EXERCISE INSTRUCTIONS: Output each entry below as it stands, leaving out every picture.

(Data entries for graphics)
..............................

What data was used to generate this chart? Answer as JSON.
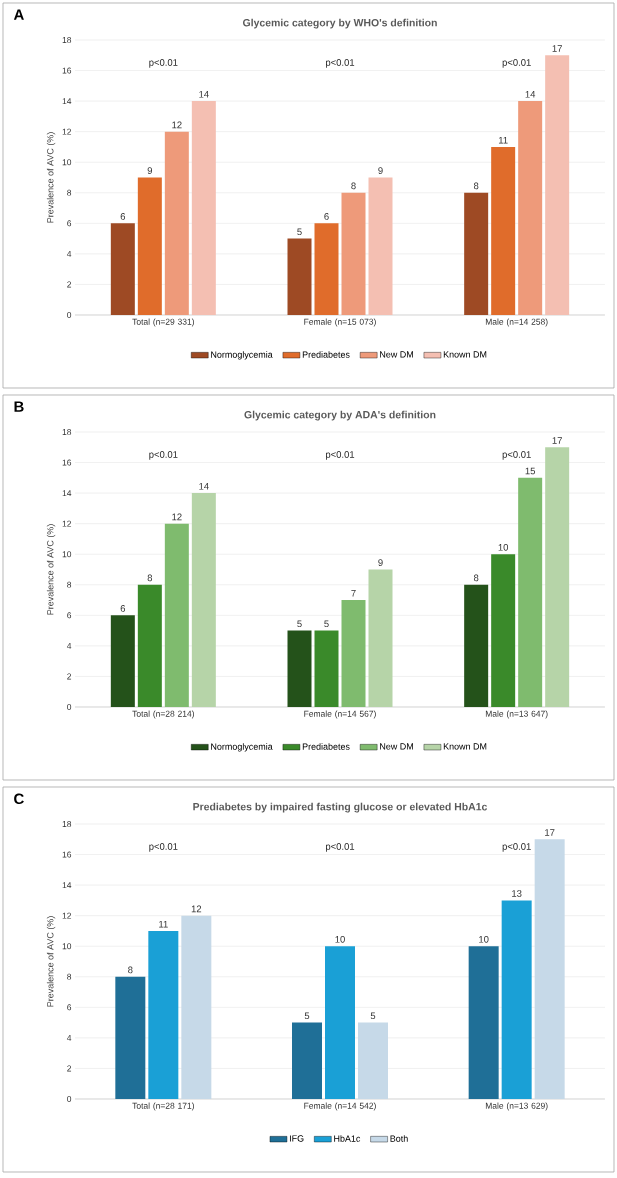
{
  "chart_data": [
    {
      "type": "bar",
      "title": "Glycemic category by WHO's definition",
      "ylabel": "Prevalence of AVC (%)",
      "annotations": [
        "A",
        "p<0.01",
        "p<0.01",
        "p<0.01"
      ],
      "categories": [
        "Total (n=29 331)",
        "Female (n=15 073)",
        "Male (n=14 258)"
      ],
      "series": [
        {
          "name": "Normoglycemia",
          "color": "#9e4a24",
          "values": [
            6,
            5,
            8
          ]
        },
        {
          "name": "Prediabetes",
          "color": "#e06c2b",
          "values": [
            9,
            6,
            11
          ]
        },
        {
          "name": "New DM",
          "color": "#ee9a7a",
          "values": [
            12,
            8,
            14
          ]
        },
        {
          "name": "Known DM",
          "color": "#f4bfb2",
          "values": [
            14,
            9,
            17
          ]
        }
      ],
      "ylim": [
        0,
        18
      ],
      "yticks": [
        0,
        2,
        4,
        6,
        8,
        10,
        12,
        14,
        16,
        18
      ],
      "grid": "y",
      "legend": "bottom",
      "data_labels": true
    },
    {
      "type": "bar",
      "title": "Glycemic category by ADA's definition",
      "ylabel": "Prevalence of AVC (%)",
      "annotations": [
        "B",
        "p<0.01",
        "p<0.01",
        "p<0.01"
      ],
      "categories": [
        "Total (n=28 214)",
        "Female (n=14 567)",
        "Male (n=13 647)"
      ],
      "series": [
        {
          "name": "Normoglycemia",
          "color": "#24521a",
          "values": [
            6,
            5,
            8
          ]
        },
        {
          "name": "Prediabetes",
          "color": "#3a8a2a",
          "values": [
            8,
            5,
            10
          ]
        },
        {
          "name": "New DM",
          "color": "#7fbb6e",
          "values": [
            12,
            7,
            15
          ]
        },
        {
          "name": "Known DM",
          "color": "#b6d4a8",
          "values": [
            14,
            9,
            17
          ]
        }
      ],
      "ylim": [
        0,
        18
      ],
      "yticks": [
        0,
        2,
        4,
        6,
        8,
        10,
        12,
        14,
        16,
        18
      ],
      "grid": "y",
      "legend": "bottom",
      "data_labels": true
    },
    {
      "type": "bar",
      "title": "Prediabetes by impaired fasting glucose or elevated HbA1c",
      "ylabel": "Prevalence of AVC (%)",
      "annotations": [
        "C",
        "p<0.01",
        "p<0.01",
        "p<0.01"
      ],
      "categories": [
        "Total (n=28 171)",
        "Female (n=14 542)",
        "Male (n=13 629)"
      ],
      "series": [
        {
          "name": "IFG",
          "color": "#1f6f97",
          "values": [
            8,
            5,
            10
          ]
        },
        {
          "name": "HbA1c",
          "color": "#1aa0d6",
          "values": [
            11,
            10,
            13
          ]
        },
        {
          "name": "Both",
          "color": "#c6d9e8",
          "values": [
            12,
            5,
            17
          ]
        }
      ],
      "ylim": [
        0,
        18
      ],
      "yticks": [
        0,
        2,
        4,
        6,
        8,
        10,
        12,
        14,
        16,
        18
      ],
      "grid": "y",
      "legend": "bottom",
      "data_labels": true
    }
  ]
}
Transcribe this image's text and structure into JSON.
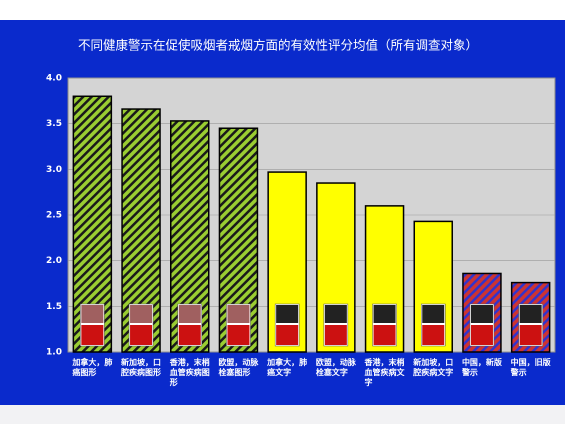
{
  "chart_data": {
    "type": "bar",
    "title": "不同健康警示在促使吸烟者戒烟方面的有效性评分均值（所有调查对象）",
    "categories": [
      "加拿大，肺癌图形",
      "新加坡，口腔疾病图形",
      "香港，末梢血管疾病图形",
      "欧盟，动脉栓塞图形",
      "加拿大，肺癌文字",
      "欧盟，动脉栓塞文字",
      "香港，末梢血管疾病文字",
      "新加坡，口腔疾病文字",
      "中国，新版警示",
      "中国，旧版警示"
    ],
    "values": [
      3.8,
      3.66,
      3.53,
      3.45,
      2.97,
      2.85,
      2.6,
      2.43,
      1.86,
      1.76
    ],
    "colors": [
      "#9acd32",
      "#9acd32",
      "#9acd32",
      "#9acd32",
      "#ffff00",
      "#ffff00",
      "#ffff00",
      "#ffff00",
      "#cc3333",
      "#cc3333"
    ],
    "hatch": [
      "#1a1a1a",
      "#1a1a1a",
      "#1a1a1a",
      "#1a1a1a",
      null,
      null,
      null,
      null,
      "#3333cc",
      "#3333cc"
    ],
    "ylim": [
      1,
      4
    ],
    "yticks": [
      {
        "value": 1,
        "label": "1.0"
      },
      {
        "value": 1.5,
        "label": "1.5"
      },
      {
        "value": 2,
        "label": "2.0"
      },
      {
        "value": 2.5,
        "label": "2.5"
      },
      {
        "value": 3,
        "label": "3.0"
      },
      {
        "value": 3.5,
        "label": "3.5"
      },
      {
        "value": 4,
        "label": "4.0"
      }
    ],
    "grid": true
  }
}
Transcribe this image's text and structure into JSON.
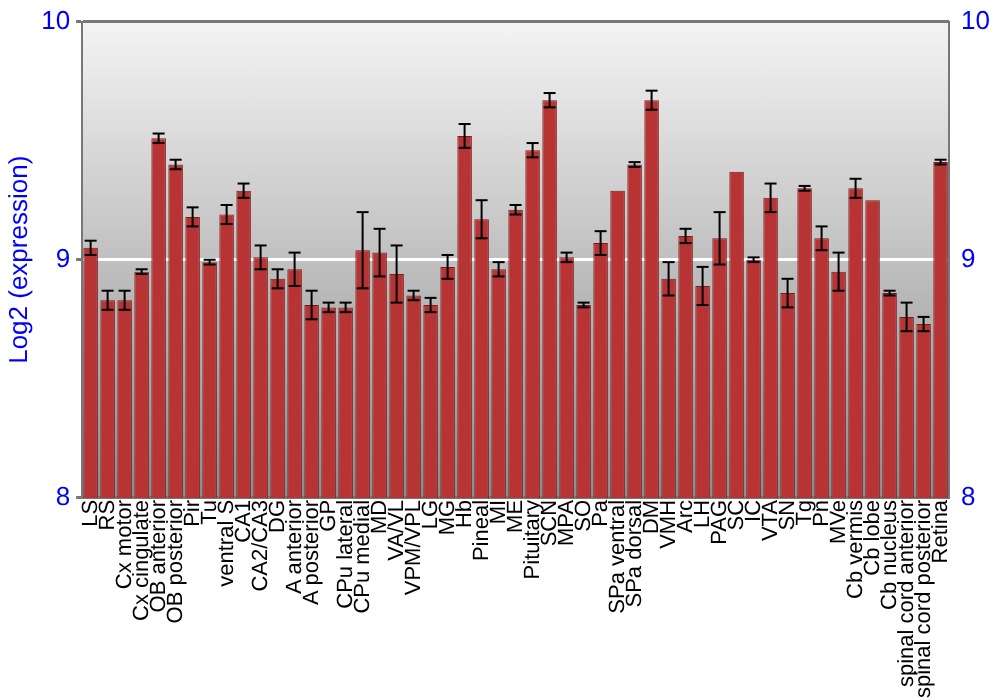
{
  "chart_data": {
    "type": "bar",
    "ylabel": "Log2 (expression)",
    "categories": [
      "LS",
      "RS",
      "Cx motor",
      "Cx cingulate",
      "OB anterior",
      "OB posterior",
      "Pir",
      "Tu",
      "ventral S",
      "CA1",
      "CA2/CA3",
      "DG",
      "A anterior",
      "A posterior",
      "GP",
      "CPu lateral",
      "CPu medial",
      "MD",
      "VA/VL",
      "VPM/VPL",
      "LG",
      "MG",
      "Hb",
      "Pineal",
      "MI",
      "ME",
      "Pituitary",
      "SCN",
      "MPA",
      "SO",
      "Pa",
      "SPa ventral",
      "SPa dorsal",
      "DM",
      "VMH",
      "Arc",
      "LH",
      "PAG",
      "SC",
      "IC",
      "VTA",
      "SN",
      "Tg",
      "Pn",
      "MVe",
      "Cb vermis",
      "Cb lobe",
      "Cb nucleus",
      "spinal cord anterior",
      "spinal cord posterior",
      "Retina"
    ],
    "values": [
      9.05,
      8.83,
      8.83,
      8.95,
      9.51,
      9.4,
      9.18,
      8.99,
      9.19,
      9.29,
      9.01,
      8.92,
      8.96,
      8.81,
      8.8,
      8.8,
      9.04,
      9.03,
      8.94,
      8.85,
      8.81,
      8.97,
      9.52,
      9.17,
      8.96,
      9.21,
      9.46,
      9.67,
      9.01,
      8.81,
      9.07,
      9.29,
      9.4,
      9.67,
      8.92,
      9.1,
      8.89,
      9.09,
      9.37,
      9.0,
      9.26,
      8.86,
      9.3,
      9.09,
      8.95,
      9.3,
      9.25,
      8.86,
      8.76,
      8.73,
      9.41
    ],
    "errors": [
      0.03,
      0.04,
      0.04,
      0.01,
      0.02,
      0.02,
      0.04,
      0.01,
      0.04,
      0.03,
      0.05,
      0.04,
      0.07,
      0.06,
      0.02,
      0.02,
      0.16,
      0.1,
      0.12,
      0.02,
      0.03,
      0.05,
      0.05,
      0.08,
      0.03,
      0.02,
      0.03,
      0.03,
      0.02,
      0.01,
      0.05,
      null,
      0.01,
      0.04,
      0.07,
      0.03,
      0.08,
      0.11,
      null,
      0.01,
      0.06,
      0.06,
      0.01,
      0.05,
      0.08,
      0.04,
      null,
      0.01,
      0.06,
      0.03,
      0.01
    ],
    "color": "#b83434",
    "ylim": [
      8,
      10
    ],
    "yticks": [
      8,
      9,
      10
    ],
    "y2lim": [
      8,
      10
    ],
    "y2ticks": [
      8,
      9,
      10
    ],
    "grid": "y",
    "legend": false
  }
}
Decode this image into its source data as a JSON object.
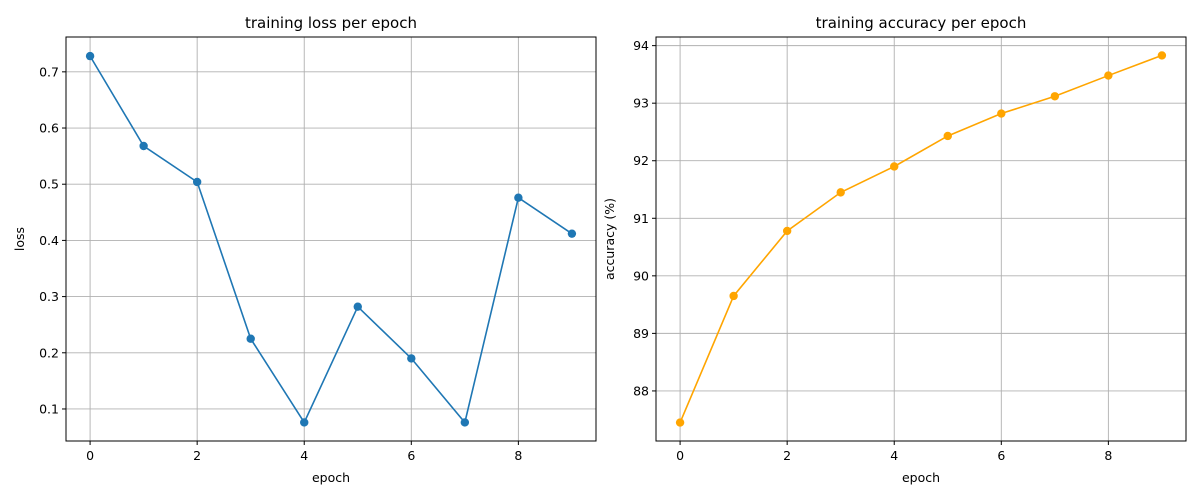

..............................

EXERCISE OUTPUT:
What data was used to generate this chart? Answer as JSON.
{
  "chart_data": [
    {
      "type": "bar",
      "title": "Glycemic category by WHO's definition",
      "ylabel": "Prevalence of AVC (%)",
      "annotations": [
        "A",
        "p<0.01",
        "p<0.01",
        "p<0.01"
      ],
      "categories": [
        "Total (n=29 331)",
        "Female (n=15 073)",
        "Male (n=14 258)"
      ],
      "series": [
        {
          "name": "Normoglycemia",
          "color": "#9e4a24",
          "values": [
            6,
            5,
            8
          ]
        },
        {
          "name": "Prediabetes",
          "color": "#e06c2b",
          "values": [
            9,
            6,
            11
          ]
        },
        {
          "name": "New DM",
          "color": "#ee9a7a",
          "values": [
            12,
            8,
            14
          ]
        },
        {
          "name": "Known DM",
          "color": "#f4bfb2",
          "values": [
            14,
            9,
            17
          ]
        }
      ],
      "ylim": [
        0,
        18
      ],
      "yticks": [
        0,
        2,
        4,
        6,
        8,
        10,
        12,
        14,
        16,
        18
      ],
      "grid": "y",
      "legend": "bottom",
      "data_labels": true
    },
    {
      "type": "bar",
      "title": "Glycemic category by ADA's definition",
      "ylabel": "Prevalence of AVC (%)",
      "annotations": [
        "B",
        "p<0.01",
        "p<0.01",
        "p<0.01"
      ],
      "categories": [
        "Total (n=28 214)",
        "Female (n=14 567)",
        "Male (n=13 647)"
      ],
      "series": [
        {
          "name": "Normoglycemia",
          "color": "#24521a",
          "values": [
            6,
            5,
            8
          ]
        },
        {
          "name": "Prediabetes",
          "color": "#3a8a2a",
          "values": [
            8,
            5,
            10
          ]
        },
        {
          "name": "New DM",
          "color": "#7fbb6e",
          "values": [
            12,
            7,
            15
          ]
        },
        {
          "name": "Known DM",
          "color": "#b6d4a8",
          "values": [
            14,
            9,
            17
          ]
        }
      ],
      "ylim": [
        0,
        18
      ],
      "yticks": [
        0,
        2,
        4,
        6,
        8,
        10,
        12,
        14,
        16,
        18
      ],
      "grid": "y",
      "legend": "bottom",
      "data_labels": true
    },
    {
      "type": "bar",
      "title": "Prediabetes by impaired fasting glucose or elevated HbA1c",
      "ylabel": "Prevalence of AVC (%)",
      "annotations": [
        "C",
        "p<0.01",
        "p<0.01",
        "p<0.01"
      ],
      "categories": [
        "Total (n=28 171)",
        "Female (n=14 542)",
        "Male (n=13 629)"
      ],
      "series": [
        {
          "name": "IFG",
          "color": "#1f6f97",
          "values": [
            8,
            5,
            10
          ]
        },
        {
          "name": "HbA1c",
          "color": "#1aa0d6",
          "values": [
            11,
            10,
            13
          ]
        },
        {
          "name": "Both",
          "color": "#c6d9e8",
          "values": [
            12,
            5,
            17
          ]
        }
      ],
      "ylim": [
        0,
        18
      ],
      "yticks": [
        0,
        2,
        4,
        6,
        8,
        10,
        12,
        14,
        16,
        18
      ],
      "grid": "y",
      "legend": "bottom",
      "data_labels": true
    }
  ]
}
Transcribe this image's text and structure into JSON.
{
  "chart_data": {
    "type": "bar",
    "title": "不同健康警示在促使吸烟者戒烟方面的有效性评分均值（所有调查对象）",
    "categories": [
      "加拿大，肺癌图形",
      "新加坡，口腔疾病图形",
      "香港，末梢血管疾病图形",
      "欧盟，动脉栓塞图形",
      "加拿大，肺癌文字",
      "欧盟，动脉栓塞文字",
      "香港，末梢血管疾病文字",
      "新加坡，口腔疾病文字",
      "中国，新版警示",
      "中国，旧版警示"
    ],
    "values": [
      3.8,
      3.66,
      3.53,
      3.45,
      2.97,
      2.85,
      2.6,
      2.43,
      1.86,
      1.76
    ],
    "colors": [
      "#9acd32",
      "#9acd32",
      "#9acd32",
      "#9acd32",
      "#ffff00",
      "#ffff00",
      "#ffff00",
      "#ffff00",
      "#cc3333",
      "#cc3333"
    ],
    "hatch": [
      "#1a1a1a",
      "#1a1a1a",
      "#1a1a1a",
      "#1a1a1a",
      null,
      null,
      null,
      null,
      "#3333cc",
      "#3333cc"
    ],
    "ylim": [
      1,
      4
    ],
    "yticks": [
      {
        "value": 1,
        "label": "1.0"
      },
      {
        "value": 1.5,
        "label": "1.5"
      },
      {
        "value": 2,
        "label": "2.0"
      },
      {
        "value": 2.5,
        "label": "2.5"
      },
      {
        "value": 3,
        "label": "3.0"
      },
      {
        "value": 3.5,
        "label": "3.5"
      },
      {
        "value": 4,
        "label": "4.0"
      }
    ],
    "grid": true
  }
}
Transcribe this image's text and structure into JSON.
{
  "chart_data": {
    "type": "bar",
    "ylabel": "Log2 (expression)",
    "categories": [
      "LS",
      "RS",
      "Cx motor",
      "Cx cingulate",
      "OB anterior",
      "OB posterior",
      "Pir",
      "Tu",
      "ventral S",
      "CA1",
      "CA2/CA3",
      "DG",
      "A anterior",
      "A posterior",
      "GP",
      "CPu lateral",
      "CPu medial",
      "MD",
      "VA/VL",
      "VPM/VPL",
      "LG",
      "MG",
      "Hb",
      "Pineal",
      "MI",
      "ME",
      "Pituitary",
      "SCN",
      "MPA",
      "SO",
      "Pa",
      "SPa ventral",
      "SPa dorsal",
      "DM",
      "VMH",
      "Arc",
      "LH",
      "PAG",
      "SC",
      "IC",
      "VTA",
      "SN",
      "Tg",
      "Pn",
      "MVe",
      "Cb vermis",
      "Cb lobe",
      "Cb nucleus",
      "spinal cord anterior",
      "spinal cord posterior",
      "Retina"
    ],
    "values": [
      9.05,
      8.83,
      8.83,
      8.95,
      9.51,
      9.4,
      9.18,
      8.99,
      9.19,
      9.29,
      9.01,
      8.92,
      8.96,
      8.81,
      8.8,
      8.8,
      9.04,
      9.03,
      8.94,
      8.85,
      8.81,
      8.97,
      9.52,
      9.17,
      8.96,
      9.21,
      9.46,
      9.67,
      9.01,
      8.81,
      9.07,
      9.29,
      9.4,
      9.67,
      8.92,
      9.1,
      8.89,
      9.09,
      9.37,
      9.0,
      9.26,
      8.86,
      9.3,
      9.09,
      8.95,
      9.3,
      9.25,
      8.86,
      8.76,
      8.73,
      9.41
    ],
    "errors": [
      0.03,
      0.04,
      0.04,
      0.01,
      0.02,
      0.02,
      0.04,
      0.01,
      0.04,
      0.03,
      0.05,
      0.04,
      0.07,
      0.06,
      0.02,
      0.02,
      0.16,
      0.1,
      0.12,
      0.02,
      0.03,
      0.05,
      0.05,
      0.08,
      0.03,
      0.02,
      0.03,
      0.03,
      0.02,
      0.01,
      0.05,
      null,
      0.01,
      0.04,
      0.07,
      0.03,
      0.08,
      0.11,
      null,
      0.01,
      0.06,
      0.06,
      0.01,
      0.05,
      0.08,
      0.04,
      null,
      0.01,
      0.06,
      0.03,
      0.01
    ],
    "color": "#b83434",
    "ylim": [
      8,
      10
    ],
    "yticks": [
      8,
      9,
      10
    ],
    "y2lim": [
      8,
      10
    ],
    "y2ticks": [
      8,
      9,
      10
    ],
    "grid": "y",
    "legend": false
  }
}
Decode this image into its source data as a JSON object.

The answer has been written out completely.